# YOUR GOAL
Count the lines that hold the string "教师点评". Reply with the number alone.

================================

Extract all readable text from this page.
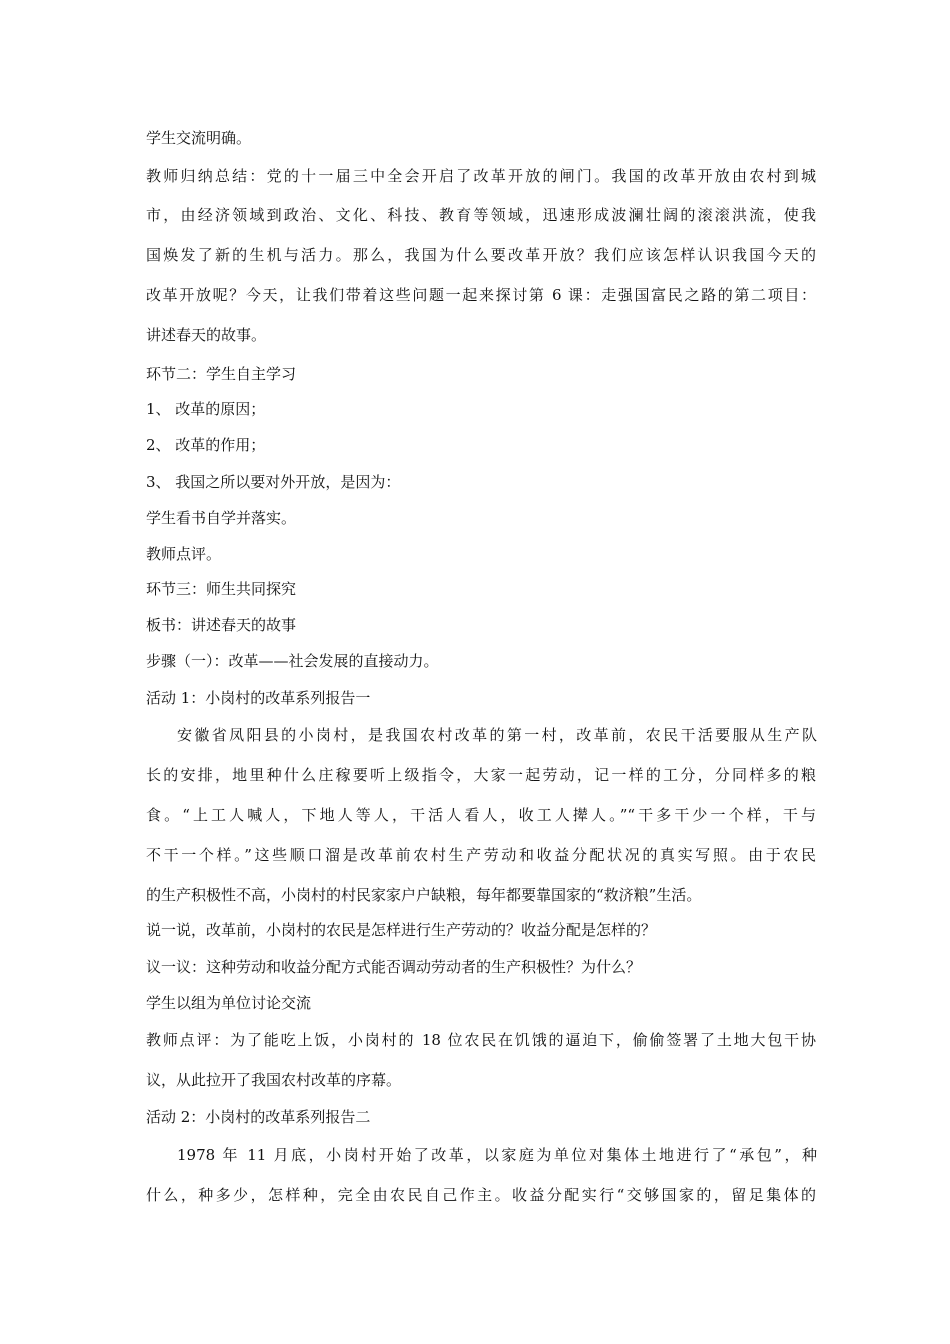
学生交流明确。
教师归纳总结：党的十一届三中全会开启了改革开放的闸门。我国的改革开放由农村到城
市，由经济领域到政治、文化、科技、教育等领域，迅速形成波澜壮阔的滚滚洪流，使我
国焕发了新的生机与活力。那么，我国为什么要改革开放？我们应该怎样认识我国今天的
改革开放呢？今天，让我们带着这些问题一起来探讨第 6 课：走强国富民之路的第二项目：
讲述春天的故事。
环节二：学生自主学习
1、 改革的原因；
2、 改革的作用；
3、 我国之所以要对外开放，是因为：
学生看书自学并落实。
教师点评。
环节三：师生共同探究
板书：讲述春天的故事
步骤（一）：改革——社会发展的直接动力。
活动 1：小岗村的改革系列报告一
安徽省凤阳县的小岗村，是我国农村改革的第一村，改革前，农民干活要服从生产队
长的安排，地里种什么庄稼要听上级指令，大家一起劳动，记一样的工分，分同样多的粮
食。“上工人喊人，下地人等人，干活人看人，收工人撵人。”“干多干少一个样，干与
不干一个样。”这些顺口溜是改革前农村生产劳动和收益分配状况的真实写照。由于农民
的生产积极性不高，小岗村的村民家家户户缺粮，每年都要靠国家的“救济粮”生活。
说一说，改革前，小岗村的农民是怎样进行生产劳动的？收益分配是怎样的？
议一议：这种劳动和收益分配方式能否调动劳动者的生产积极性？为什么？
学生以组为单位讨论交流
教师点评：为了能吃上饭，小岗村的 18 位农民在饥饿的逼迫下，偷偷签署了土地大包干协
议，从此拉开了我国农村改革的序幕。
活动 2：小岗村的改革系列报告二
1978 年 11 月底，小岗村开始了改革，以家庭为单位对集体土地进行了“承包”，种
什么，种多少，怎样种，完全由农民自己作主。收益分配实行“交够国家的，留足集体的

================================

# FULL OUTPUT
2